*** DATA RECORDS Section Begins ***

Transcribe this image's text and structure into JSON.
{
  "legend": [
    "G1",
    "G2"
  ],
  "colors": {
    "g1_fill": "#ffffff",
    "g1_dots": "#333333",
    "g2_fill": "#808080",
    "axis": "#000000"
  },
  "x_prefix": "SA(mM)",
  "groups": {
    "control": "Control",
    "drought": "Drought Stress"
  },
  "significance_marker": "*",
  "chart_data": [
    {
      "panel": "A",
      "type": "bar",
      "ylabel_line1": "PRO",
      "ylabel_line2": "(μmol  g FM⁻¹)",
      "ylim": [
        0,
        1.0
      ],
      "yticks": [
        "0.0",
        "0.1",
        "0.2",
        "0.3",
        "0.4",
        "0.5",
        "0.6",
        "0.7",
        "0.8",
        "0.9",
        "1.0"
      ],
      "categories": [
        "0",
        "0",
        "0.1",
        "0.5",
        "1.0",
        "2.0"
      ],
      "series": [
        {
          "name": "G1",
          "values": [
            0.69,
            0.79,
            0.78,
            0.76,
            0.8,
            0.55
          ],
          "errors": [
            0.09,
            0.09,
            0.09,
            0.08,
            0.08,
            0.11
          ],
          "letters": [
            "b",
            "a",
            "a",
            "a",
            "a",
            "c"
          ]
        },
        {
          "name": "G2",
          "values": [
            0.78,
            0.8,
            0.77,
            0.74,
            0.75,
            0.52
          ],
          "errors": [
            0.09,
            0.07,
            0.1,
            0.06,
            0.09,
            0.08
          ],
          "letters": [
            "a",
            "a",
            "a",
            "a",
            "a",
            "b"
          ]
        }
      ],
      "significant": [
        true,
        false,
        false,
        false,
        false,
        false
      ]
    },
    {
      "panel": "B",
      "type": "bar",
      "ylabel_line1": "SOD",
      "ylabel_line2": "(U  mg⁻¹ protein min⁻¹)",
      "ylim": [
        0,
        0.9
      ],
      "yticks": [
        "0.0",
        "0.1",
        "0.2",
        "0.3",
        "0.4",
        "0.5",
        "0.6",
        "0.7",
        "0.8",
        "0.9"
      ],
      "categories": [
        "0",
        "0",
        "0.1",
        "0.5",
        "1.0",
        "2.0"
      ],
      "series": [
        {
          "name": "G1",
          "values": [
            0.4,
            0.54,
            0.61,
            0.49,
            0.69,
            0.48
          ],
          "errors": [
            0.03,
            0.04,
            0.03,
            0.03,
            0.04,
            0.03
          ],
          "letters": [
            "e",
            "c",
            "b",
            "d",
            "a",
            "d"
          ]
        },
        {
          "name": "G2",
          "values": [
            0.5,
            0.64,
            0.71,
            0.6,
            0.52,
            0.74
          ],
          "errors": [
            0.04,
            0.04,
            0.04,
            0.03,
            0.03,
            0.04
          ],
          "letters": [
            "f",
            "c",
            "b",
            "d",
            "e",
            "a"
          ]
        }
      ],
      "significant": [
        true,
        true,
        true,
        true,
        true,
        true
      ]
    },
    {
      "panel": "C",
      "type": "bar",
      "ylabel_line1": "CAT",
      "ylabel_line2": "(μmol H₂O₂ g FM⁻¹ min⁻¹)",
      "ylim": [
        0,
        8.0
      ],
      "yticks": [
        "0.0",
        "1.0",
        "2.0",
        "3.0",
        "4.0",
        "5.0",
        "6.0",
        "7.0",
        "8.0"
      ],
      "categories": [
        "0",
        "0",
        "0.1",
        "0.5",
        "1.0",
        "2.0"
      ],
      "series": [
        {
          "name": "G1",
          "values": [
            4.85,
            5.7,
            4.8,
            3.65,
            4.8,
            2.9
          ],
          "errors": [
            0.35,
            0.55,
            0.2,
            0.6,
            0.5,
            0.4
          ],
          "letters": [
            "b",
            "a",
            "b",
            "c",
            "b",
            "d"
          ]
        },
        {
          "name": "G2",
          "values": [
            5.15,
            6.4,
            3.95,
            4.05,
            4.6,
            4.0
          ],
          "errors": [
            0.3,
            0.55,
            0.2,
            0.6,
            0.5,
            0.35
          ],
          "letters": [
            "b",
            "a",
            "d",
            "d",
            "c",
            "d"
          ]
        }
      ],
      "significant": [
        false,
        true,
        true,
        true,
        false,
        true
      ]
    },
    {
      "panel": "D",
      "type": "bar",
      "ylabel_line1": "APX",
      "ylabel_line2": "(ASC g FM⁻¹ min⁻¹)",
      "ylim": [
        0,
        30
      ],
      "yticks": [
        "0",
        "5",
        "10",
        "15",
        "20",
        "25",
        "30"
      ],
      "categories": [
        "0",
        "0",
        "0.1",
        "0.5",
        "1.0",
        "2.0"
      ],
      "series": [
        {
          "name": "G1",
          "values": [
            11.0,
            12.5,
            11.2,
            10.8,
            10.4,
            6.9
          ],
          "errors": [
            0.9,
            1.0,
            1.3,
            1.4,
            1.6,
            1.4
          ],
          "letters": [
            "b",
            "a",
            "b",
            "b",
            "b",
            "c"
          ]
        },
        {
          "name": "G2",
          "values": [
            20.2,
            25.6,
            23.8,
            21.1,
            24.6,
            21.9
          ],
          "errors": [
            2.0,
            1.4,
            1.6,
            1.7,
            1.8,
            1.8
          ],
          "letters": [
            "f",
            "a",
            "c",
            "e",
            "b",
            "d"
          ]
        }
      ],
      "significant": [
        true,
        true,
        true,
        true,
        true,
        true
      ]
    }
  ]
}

*** DATA RECORDS Section Ends ***

Return the records exactly, every line included.

- WRITTEN ANSWER:
Transcribe this image's text and structure into JSON.
{
  "legend": [
    "G1",
    "G2"
  ],
  "colors": {
    "g1_fill": "#ffffff",
    "g1_dots": "#333333",
    "g2_fill": "#808080",
    "axis": "#000000"
  },
  "x_prefix": "SA(mM)",
  "groups": {
    "control": "Control",
    "drought": "Drought Stress"
  },
  "significance_marker": "*",
  "chart_data": [
    {
      "panel": "A",
      "type": "bar",
      "ylabel_line1": "PRO",
      "ylabel_line2": "(μmol  g FM⁻¹)",
      "ylim": [
        0,
        1.0
      ],
      "yticks": [
        "0.0",
        "0.1",
        "0.2",
        "0.3",
        "0.4",
        "0.5",
        "0.6",
        "0.7",
        "0.8",
        "0.9",
        "1.0"
      ],
      "categories": [
        "0",
        "0",
        "0.1",
        "0.5",
        "1.0",
        "2.0"
      ],
      "series": [
        {
          "name": "G1",
          "values": [
            0.69,
            0.79,
            0.78,
            0.76,
            0.8,
            0.55
          ],
          "errors": [
            0.09,
            0.09,
            0.09,
            0.08,
            0.08,
            0.11
          ],
          "letters": [
            "b",
            "a",
            "a",
            "a",
            "a",
            "c"
          ]
        },
        {
          "name": "G2",
          "values": [
            0.78,
            0.8,
            0.77,
            0.74,
            0.75,
            0.52
          ],
          "errors": [
            0.09,
            0.07,
            0.1,
            0.06,
            0.09,
            0.08
          ],
          "letters": [
            "a",
            "a",
            "a",
            "a",
            "a",
            "b"
          ]
        }
      ],
      "significant": [
        true,
        false,
        false,
        false,
        false,
        false
      ]
    },
    {
      "panel": "B",
      "type": "bar",
      "ylabel_line1": "SOD",
      "ylabel_line2": "(U  mg⁻¹ protein min⁻¹)",
      "ylim": [
        0,
        0.9
      ],
      "yticks": [
        "0.0",
        "0.1",
        "0.2",
        "0.3",
        "0.4",
        "0.5",
        "0.6",
        "0.7",
        "0.8",
        "0.9"
      ],
      "categories": [
        "0",
        "0",
        "0.1",
        "0.5",
        "1.0",
        "2.0"
      ],
      "series": [
        {
          "name": "G1",
          "values": [
            0.4,
            0.54,
            0.61,
            0.49,
            0.69,
            0.48
          ],
          "errors": [
            0.03,
            0.04,
            0.03,
            0.03,
            0.04,
            0.03
          ],
          "letters": [
            "e",
            "c",
            "b",
            "d",
            "a",
            "d"
          ]
        },
        {
          "name": "G2",
          "values": [
            0.5,
            0.64,
            0.71,
            0.6,
            0.52,
            0.74
          ],
          "errors": [
            0.04,
            0.04,
            0.04,
            0.03,
            0.03,
            0.04
          ],
          "letters": [
            "f",
            "c",
            "b",
            "d",
            "e",
            "a"
          ]
        }
      ],
      "significant": [
        true,
        true,
        true,
        true,
        true,
        true
      ]
    },
    {
      "panel": "C",
      "type": "bar",
      "ylabel_line1": "CAT",
      "ylabel_line2": "(μmol H₂O₂ g FM⁻¹ min⁻¹)",
      "ylim": [
        0,
        8.0
      ],
      "yticks": [
        "0.0",
        "1.0",
        "2.0",
        "3.0",
        "4.0",
        "5.0",
        "6.0",
        "7.0",
        "8.0"
      ],
      "categories": [
        "0",
        "0",
        "0.1",
        "0.5",
        "1.0",
        "2.0"
      ],
      "series": [
        {
          "name": "G1",
          "values": [
            4.85,
            5.7,
            4.8,
            3.65,
            4.8,
            2.9
          ],
          "errors": [
            0.35,
            0.55,
            0.2,
            0.6,
            0.5,
            0.4
          ],
          "letters": [
            "b",
            "a",
            "b",
            "c",
            "b",
            "d"
          ]
        },
        {
          "name": "G2",
          "values": [
            5.15,
            6.4,
            3.95,
            4.05,
            4.6,
            4.0
          ],
          "errors": [
            0.3,
            0.55,
            0.2,
            0.6,
            0.5,
            0.35
          ],
          "letters": [
            "b",
            "a",
            "d",
            "d",
            "c",
            "d"
          ]
        }
      ],
      "significant": [
        false,
        true,
        true,
        true,
        false,
        true
      ]
    },
    {
      "panel": "D",
      "type": "bar",
      "ylabel_line1": "APX",
      "ylabel_line2": "(ASC g FM⁻¹ min⁻¹)",
      "ylim": [
        0,
        30
      ],
      "yticks": [
        "0",
        "5",
        "10",
        "15",
        "20",
        "25",
        "30"
      ],
      "categories": [
        "0",
        "0",
        "0.1",
        "0.5",
        "1.0",
        "2.0"
      ],
      "series": [
        {
          "name": "G1",
          "values": [
            11.0,
            12.5,
            11.2,
            10.8,
            10.4,
            6.9
          ],
          "errors": [
            0.9,
            1.0,
            1.3,
            1.4,
            1.6,
            1.4
          ],
          "letters": [
            "b",
            "a",
            "b",
            "b",
            "b",
            "c"
          ]
        },
        {
          "name": "G2",
          "values": [
            20.2,
            25.6,
            23.8,
            21.1,
            24.6,
            21.9
          ],
          "errors": [
            2.0,
            1.4,
            1.6,
            1.7,
            1.8,
            1.8
          ],
          "letters": [
            "f",
            "a",
            "c",
            "e",
            "b",
            "d"
          ]
        }
      ],
      "significant": [
        true,
        true,
        true,
        true,
        true,
        true
      ]
    }
  ]
}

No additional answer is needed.